◆ TO BE DONE: Omit every picture and write out the rest of the records exactly.

— BEGIN RECORDS —

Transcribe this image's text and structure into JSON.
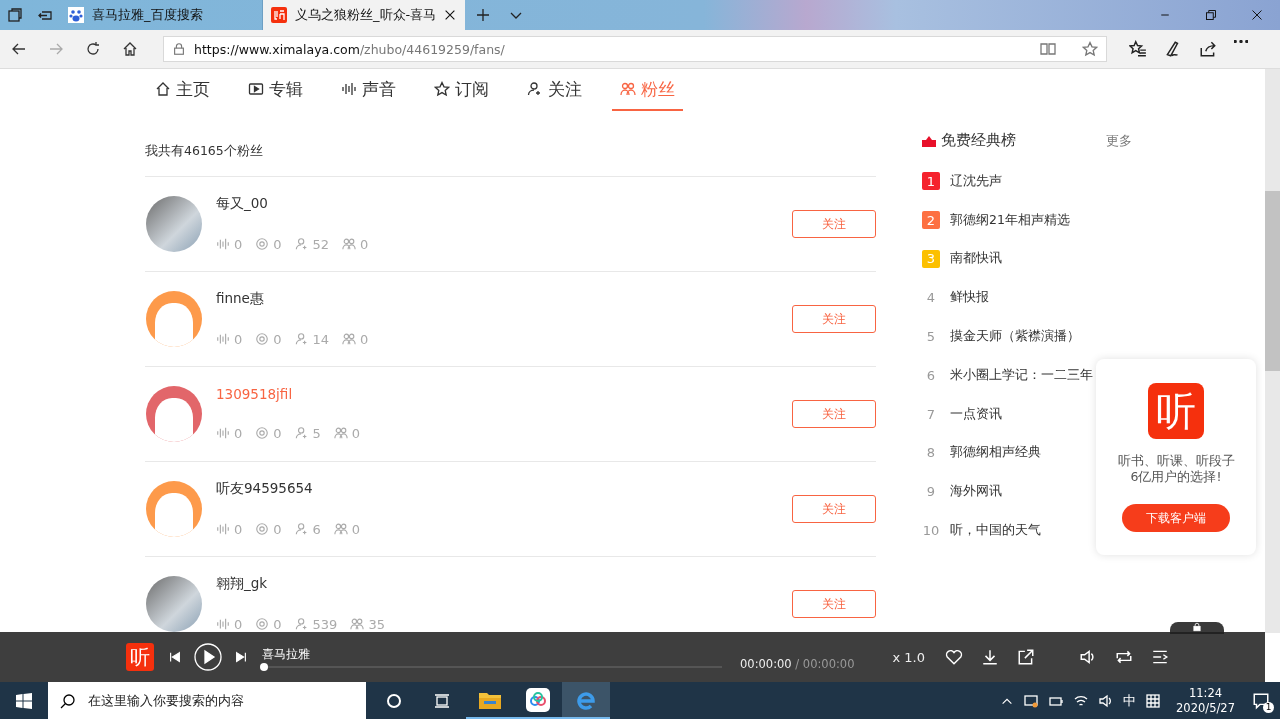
{
  "browser": {
    "tabs": [
      {
        "title": "喜马拉雅_百度搜索",
        "selected": false
      },
      {
        "title": "义乌之狼粉丝_听众-喜马",
        "selected": true
      }
    ],
    "url_host": "https://www.ximalaya.com",
    "url_path": "/zhubo/44619259/fans/"
  },
  "nav": [
    {
      "label": "主页",
      "selected": false
    },
    {
      "label": "专辑",
      "selected": false
    },
    {
      "label": "声音",
      "selected": false
    },
    {
      "label": "订阅",
      "selected": false
    },
    {
      "label": "关注",
      "selected": false
    },
    {
      "label": "粉丝",
      "selected": true
    }
  ],
  "fans_count": "我共有46165个粉丝",
  "fans": [
    {
      "name": "每又_00",
      "kind": "photo",
      "hovered": false,
      "stats": [
        "0",
        "0",
        "52",
        "0"
      ],
      "button": "关注"
    },
    {
      "name": "finne惠",
      "kind": "cat",
      "color": "#fd9a4b",
      "hovered": false,
      "stats": [
        "0",
        "0",
        "14",
        "0"
      ],
      "button": "关注"
    },
    {
      "name": "1309518jfil",
      "kind": "cat",
      "color": "#e2666a",
      "hovered": true,
      "stats": [
        "0",
        "0",
        "5",
        "0"
      ],
      "button": "关注"
    },
    {
      "name": "听友94595654",
      "kind": "cat",
      "color": "#fd9a4b",
      "hovered": false,
      "stats": [
        "0",
        "0",
        "6",
        "0"
      ],
      "button": "关注"
    },
    {
      "name": "翱翔_gk",
      "kind": "photo",
      "hovered": false,
      "stats": [
        "0",
        "0",
        "539",
        "35"
      ],
      "button": "关注"
    }
  ],
  "ranking": {
    "title": "免费经典榜",
    "more": "更多",
    "items": [
      {
        "rank": "1",
        "title": "辽沈先声",
        "color": "#f5222d"
      },
      {
        "rank": "2",
        "title": "郭德纲21年相声精选",
        "color": "#fd7042"
      },
      {
        "rank": "3",
        "title": "南都快讯",
        "color": "#fcc000"
      },
      {
        "rank": "4",
        "title": "鲜快报"
      },
      {
        "rank": "5",
        "title": "摸金天师（紫襟演播）"
      },
      {
        "rank": "6",
        "title": "米小圈上学记：一二三年"
      },
      {
        "rank": "7",
        "title": "一点资讯"
      },
      {
        "rank": "8",
        "title": "郭德纲相声经典"
      },
      {
        "rank": "9",
        "title": "海外网讯"
      },
      {
        "rank": "10",
        "title": "听，中国的天气"
      }
    ]
  },
  "promo": {
    "logo_text": "听",
    "line1": "听书、听课、听段子",
    "line2": "6亿用户的选择!",
    "button": "下载客户端"
  },
  "player": {
    "logo_text": "听",
    "title": "喜马拉雅",
    "level": 0,
    "time": "00:00:00",
    "duration": "/ 00:00:00",
    "speed": "x 1.0"
  },
  "taskbar": {
    "search_placeholder": "在这里输入你要搜索的内容",
    "ime": "中",
    "time": "11:24",
    "date": "2020/5/27",
    "notifications": "1"
  }
}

— END RECORDS —

◆ SOLUTION:
Transcribe this image's text and structure into JSON.
{
  "browser": {
    "tabs": [
      {
        "title": "喜马拉雅_百度搜索",
        "selected": false
      },
      {
        "title": "义乌之狼粉丝_听众-喜马",
        "selected": true
      }
    ],
    "url_host": "https://www.ximalaya.com",
    "url_path": "/zhubo/44619259/fans/"
  },
  "nav": [
    {
      "label": "主页",
      "selected": false
    },
    {
      "label": "专辑",
      "selected": false
    },
    {
      "label": "声音",
      "selected": false
    },
    {
      "label": "订阅",
      "selected": false
    },
    {
      "label": "关注",
      "selected": false
    },
    {
      "label": "粉丝",
      "selected": true
    }
  ],
  "fans_count": "我共有46165个粉丝",
  "fans": [
    {
      "name": "每又_00",
      "kind": "photo",
      "hovered": false,
      "stats": [
        "0",
        "0",
        "52",
        "0"
      ],
      "button": "关注"
    },
    {
      "name": "finne惠",
      "kind": "cat",
      "color": "#fd9a4b",
      "hovered": false,
      "stats": [
        "0",
        "0",
        "14",
        "0"
      ],
      "button": "关注"
    },
    {
      "name": "1309518jfil",
      "kind": "cat",
      "color": "#e2666a",
      "hovered": true,
      "stats": [
        "0",
        "0",
        "5",
        "0"
      ],
      "button": "关注"
    },
    {
      "name": "听友94595654",
      "kind": "cat",
      "color": "#fd9a4b",
      "hovered": false,
      "stats": [
        "0",
        "0",
        "6",
        "0"
      ],
      "button": "关注"
    },
    {
      "name": "翱翔_gk",
      "kind": "photo",
      "hovered": false,
      "stats": [
        "0",
        "0",
        "539",
        "35"
      ],
      "button": "关注"
    }
  ],
  "ranking": {
    "title": "免费经典榜",
    "more": "更多",
    "items": [
      {
        "rank": "1",
        "title": "辽沈先声",
        "color": "#f5222d"
      },
      {
        "rank": "2",
        "title": "郭德纲21年相声精选",
        "color": "#fd7042"
      },
      {
        "rank": "3",
        "title": "南都快讯",
        "color": "#fcc000"
      },
      {
        "rank": "4",
        "title": "鲜快报"
      },
      {
        "rank": "5",
        "title": "摸金天师（紫襟演播）"
      },
      {
        "rank": "6",
        "title": "米小圈上学记：一二三年"
      },
      {
        "rank": "7",
        "title": "一点资讯"
      },
      {
        "rank": "8",
        "title": "郭德纲相声经典"
      },
      {
        "rank": "9",
        "title": "海外网讯"
      },
      {
        "rank": "10",
        "title": "听，中国的天气"
      }
    ]
  },
  "promo": {
    "logo_text": "听",
    "line1": "听书、听课、听段子",
    "line2": "6亿用户的选择!",
    "button": "下载客户端"
  },
  "player": {
    "logo_text": "听",
    "title": "喜马拉雅",
    "level": 0,
    "time": "00:00:00",
    "duration": "/ 00:00:00",
    "speed": "x 1.0"
  },
  "taskbar": {
    "search_placeholder": "在这里输入你要搜索的内容",
    "ime": "中",
    "time": "11:24",
    "date": "2020/5/27",
    "notifications": "1"
  }
}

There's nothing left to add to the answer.